[START OF PROVIDED RECORDS]
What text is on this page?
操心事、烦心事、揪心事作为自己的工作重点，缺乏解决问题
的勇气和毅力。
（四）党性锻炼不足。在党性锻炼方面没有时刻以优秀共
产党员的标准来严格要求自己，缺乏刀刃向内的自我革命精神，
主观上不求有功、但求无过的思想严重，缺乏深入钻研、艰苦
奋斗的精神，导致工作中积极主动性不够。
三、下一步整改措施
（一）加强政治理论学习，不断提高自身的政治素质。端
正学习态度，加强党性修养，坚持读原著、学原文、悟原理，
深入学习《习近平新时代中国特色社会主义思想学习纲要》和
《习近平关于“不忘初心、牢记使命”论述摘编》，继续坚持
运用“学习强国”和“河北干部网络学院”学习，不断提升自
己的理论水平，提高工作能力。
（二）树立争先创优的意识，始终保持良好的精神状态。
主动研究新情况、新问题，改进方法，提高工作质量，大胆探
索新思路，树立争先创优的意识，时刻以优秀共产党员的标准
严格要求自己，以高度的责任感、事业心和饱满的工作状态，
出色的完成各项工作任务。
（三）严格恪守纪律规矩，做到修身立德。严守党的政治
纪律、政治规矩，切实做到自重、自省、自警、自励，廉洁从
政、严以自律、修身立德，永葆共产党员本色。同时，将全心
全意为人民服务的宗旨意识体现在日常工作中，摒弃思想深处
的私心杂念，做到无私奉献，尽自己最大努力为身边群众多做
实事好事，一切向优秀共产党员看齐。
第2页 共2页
[END OF PROVIDED RECORDS]
- _WHAT YOU SHOULD DO_
Return a copy of every line that includes the word "树立争先创优的意识".

- _EXERCISE RESULT_
（二）树立争先创优的意识，始终保持良好的精神状态。
索新思路，树立争先创优的意识，时刻以优秀共产党员的标准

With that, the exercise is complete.